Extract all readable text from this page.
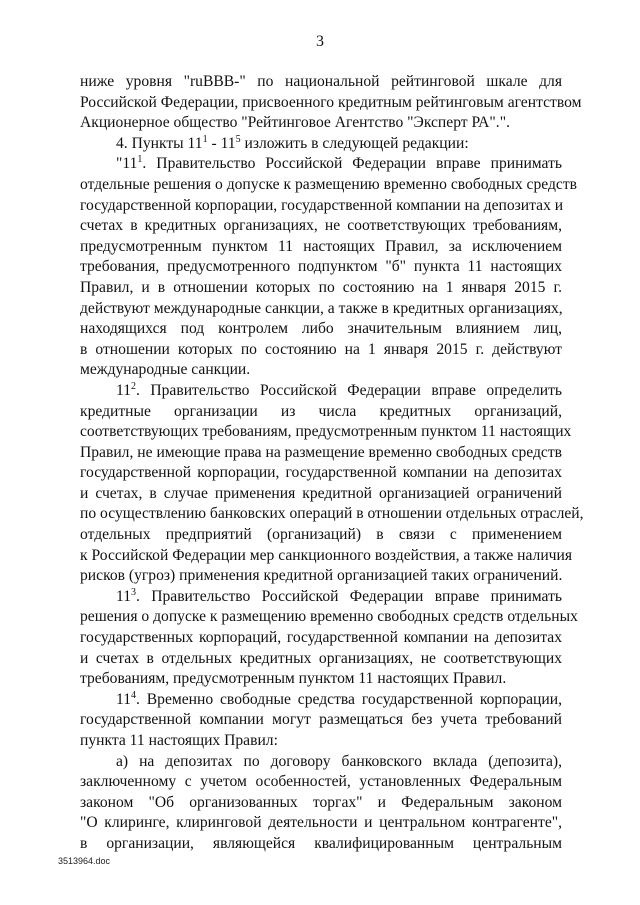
3
ниже уровня "ruBBB-" по национальной рейтинговой шкале для
Российской Федерации, присвоенного кредитным рейтинговым агентством
Акционерное общество "Рейтинговое Агентство "Эксперт РА".".
4. Пункты $11^1 - 11^5$ изложить в следующей редакции:
"$11^1$. Правительство Российской Федерации вправе принимать
отдельные решения о допуске к размещению временно свободных средств
государственной корпорации, государственной компании на депозитах и
счетах в кредитных организациях, не соответствующих требованиям,
предусмотренным пунктом 11 настоящих Правил, за исключением
требования, предусмотренного подпунктом "б" пункта 11 настоящих
Правил, и в отношении которых по состоянию на 1 января 2015 г.
действуют международные санкции, а также в кредитных организациях,
находящихся под контролем либо значительным влиянием лиц,
в отношении которых по состоянию на 1 января 2015 г. действуют
международные санкции.
$11^2$. Правительство Российской Федерации вправе определить
кредитные организации из числа кредитных организаций,
соответствующих требованиям, предусмотренным пунктом 11 настоящих
Правил, не имеющие права на размещение временно свободных средств
государственной корпорации, государственной компании на депозитах
и счетах, в случае применения кредитной организацией ограничений
по осуществлению банковских операций в отношении отдельных отраслей,
отдельных предприятий (организаций) в связи с применением
к Российской Федерации мер санкционного воздействия, а также наличия
рисков (угроз) применения кредитной организацией таких ограничений.
$11^3$. Правительство Российской Федерации вправе принимать
решения о допуске к размещению временно свободных средств отдельных
государственных корпораций, государственной компании на депозитах
и счетах в отдельных кредитных организациях, не соответствующих
требованиям, предусмотренным пунктом 11 настоящих Правил.
$11^4$. Временно свободные средства государственной корпорации,
государственной компании могут размещаться без учета требований
пункта 11 настоящих Правил:
а) на депозитах по договору банковского вклада (депозита),
заключенному с учетом особенностей, установленных Федеральным
законом "Об организованных торгах" и Федеральным законом
"О клиринге, клиринговой деятельности и центральном контрагенте",
в организации, являющейся квалифицированным центральным
3513964.doc
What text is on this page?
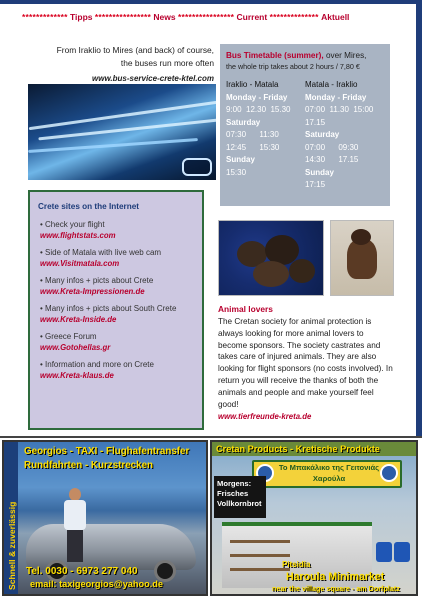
************* Tipps **************** News **************** Current ************** Aktuell
From Iraklio to Mires (and back) of course,
the buses run more often
www.bus-service-crete-ktel.com
Bus Timetable (summer), over Mires,
the whole trip takes about 2 hours / 7,80 €
Iraklio - Matala
Monday - Friday
9:00  12.30  15.30
Saturday
07:30      11:30
12:45      15:30
Sunday
15:30
Matala - Iraklio
Monday - Friday
07:00  11.30  15:00
17.15
Saturday
07:00      09:30
14:30      17.15
Sunday
17:15
Crete sites on the Internet
• Check your flight
www.flightstats.com
• Side of Matala with live web cam
www.Visitmatala.com
• Many infos + picts about Crete
www.Kreta-Impressionen.de
• Many infos + picts about South Crete
www.Kreta-Inside.de
• Greece Forum
www.Gotohellas.gr
• Information and more on Crete
www.Kreta-klaus.de
Animal lovers
The Cretan society for animal protection is always looking for more animal lovers to become sponsors. The society castrates and takes care of injured animals. They are also looking for flight sponsors (no costs involved). In return you will receive the thanks of both the animals and people and make yourself feel good!
www.tierfreunde-kreta.de
Schnell & zuverlässig
Georgios - TAXI - Flughafentransfer
Rundfahrten - Kurzstrecken
Tel. 0030 - 6973 277 040
email: taxigeorgios@yahoo.de
Cretan Products - Kretische Produkte
Το Μπακάλικο της Γειτονιάς
Χαρούλα
Morgens:
Frisches
Vollkornbrot
Pitsidia
Haroula Minimarket
near the village square - am Dorfplatz
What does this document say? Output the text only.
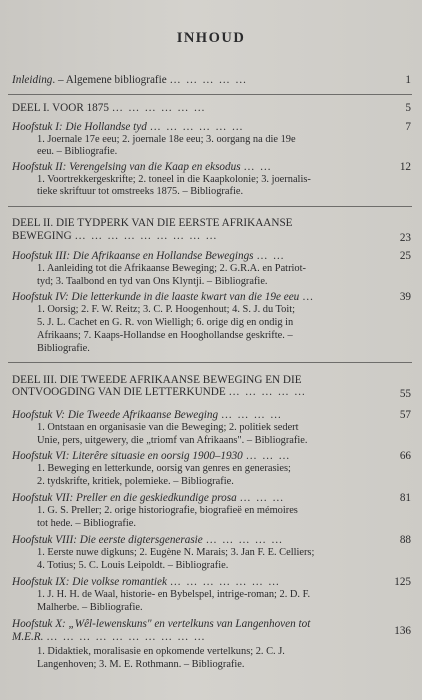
INHOUD
Inleiding. – Algemene bibliografie … … … … …	1
DEEL I. VOOR 1875 … … … … … …	5
Hoofstuk I: Die Hollandse tyd … … … … … …	7
1. Joernale 17e eeu; 2. joernale 18e eeu; 3. oorgang na die 19e
eeu. – Bibliografie.
Hoofstuk II: Verengelsing van die Kaap en eksodus … …	12
1. Voortrekkergeskrifte; 2. toneel in die Kaapkolonie; 3. joernalis-
tieke skriftuur tot omstreeks 1875. – Bibliografie.
DEEL II. DIE TYDPERK VAN DIE EERSTE AFRIKAANSE
BEWEGING … … … … … … … … …	23
Hoofstuk III: Die Afrikaanse en Hollandse Bewegings … …	25
1. Aanleiding tot die Afrikaanse Beweging; 2. G.R.A. en Patriot-
tyd; 3. Taalbond en tyd van Ons Klyntji. – Bibliografie.
Hoofstuk IV: Die letterkunde in die laaste kwart van die 19e eeu …	39
1. Oorsig; 2. F. W. Reitz; 3. C. P. Hoogenhout; 4. S. J. du Toit;
5. J. L. Cachet en G. R. von Wielligh; 6. orige dig en ondig in
Afrikaans; 7. Kaaps-Hollandse en Hooghollandse geskrifte. –
Bibliografie.
DEEL III. DIE TWEEDE AFRIKAANSE BEWEGING EN DIE
ONTVOOGDING VAN DIE LETTERKUNDE … … … … …	55
Hoofstuk V: Die Tweede Afrikaanse Beweging … … … …	57
1. Ontstaan en organisasie van die Beweging; 2. politiek sedert
Unie, pers, uitgewery, die „triomf van Afrikaans". – Bibliografie.
Hoofstuk VI: Literêre situasie en oorsig 1900–1930 … … …	66
1. Beweging en letterkunde, oorsig van genres en generasies;
2. tydskrifte, kritiek, polemieke. – Bibliografie.
Hoofstuk VII: Preller en die geskiedkundige prosa … … …	81
1. G. S. Preller; 2. orige historiografie, biografieë en mémoires
tot hede. – Bibliografie.
Hoofstuk VIII: Die eerste digtersgenerasie … … … … …	88
1. Eerste nuwe digkuns; 2. Eugène N. Marais; 3. Jan F. E. Celliers;
4. Totius; 5. C. Louis Leipoldt. – Bibliografie.
Hoofstuk IX: Die volkse romantiek … … … … … … …	125
1. J. H. H. de Waal, historie- en Bybelspel, intrige-roman; 2. D. F.
Malherbe. – Bibliografie.
Hoofstuk X: „Wêl-lewenskuns" en vertelkuns van Langenhoven tot
M.E.R. … … … … … … … … … …	136
1. Didaktiek, moralisasie en opkomende vertelkuns; 2. C. J.
Langenhoven; 3. M. E. Rothmann. – Bibliografie.
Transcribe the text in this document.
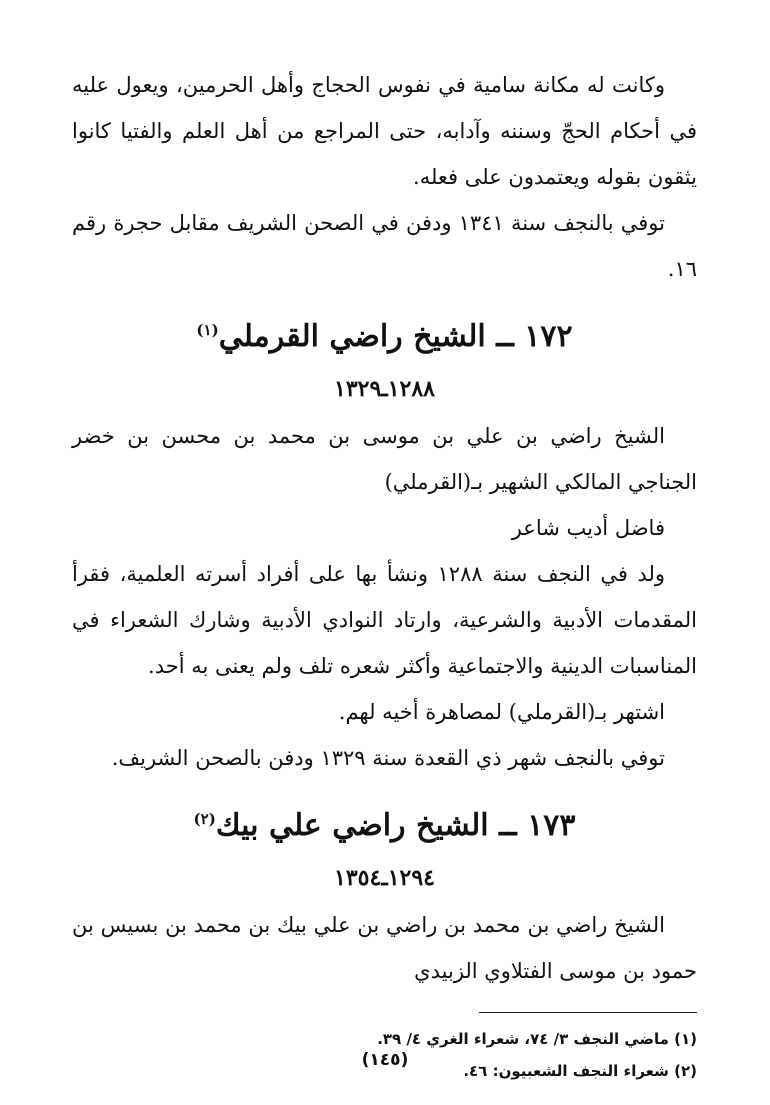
وكانت له مكانة سامية في نفوس الحجاج وأهل الحرمين، ويعول عليه في أحكام الحجّ وسننه وآدابه، حتى المراجع من أهل العلم والفتيا كانوا يثقون بقوله ويعتمدون على فعله.

توفي بالنجف سنة ١٣٤١ ودفن في الصحن الشريف مقابل حجرة رقم ١٦.

١٧٢ ــ الشيخ راضي القرملي$^{(١)}$
١٢٨٨ـ١٣٢٩

الشيخ راضي بن علي بن موسى بن محمد بن محسن بن خضر الجناجي المالكي الشهير بـ(القرملي)

فاضل أديب شاعر

ولد في النجف سنة ١٢٨٨ ونشأ بها على أفراد أسرته العلمية، فقرأ المقدمات الأدبية والشرعية، وارتاد النوادي الأدبية وشارك الشعراء في المناسبات الدينية والاجتماعية وأكثر شعره تلف ولم يعنى به أحد.

اشتهر بـ(القرملي) لمصاهرة أخيه لهم.

توفي بالنجف شهر ذي القعدة سنة ١٣٢٩ ودفن بالصحن الشريف.

١٧٣ ــ الشيخ راضي علي بيك$^{(٢)}$
١٢٩٤ـ١٣٥٤

الشيخ راضي بن محمد بن راضي بن علي بيك بن محمد بن بسيس بن حمود بن موسى الفتلاوي الزبيدي

(١) ماضي النجف ٣/ ٧٤، شعراء الغري ٤/ ٣٩.

(٢) شعراء النجف الشعبيون: ٤٦.

(١٤٥)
§
▸ **GIVEN REQUEST**
Locate all lines in the listing above with the word "также". Copy them.

▸ **OUTPUT BELOW**
действуют международные санкции, а также в кредитных организациях,
к Российской Федерации мер санкционного воздействия, а также наличия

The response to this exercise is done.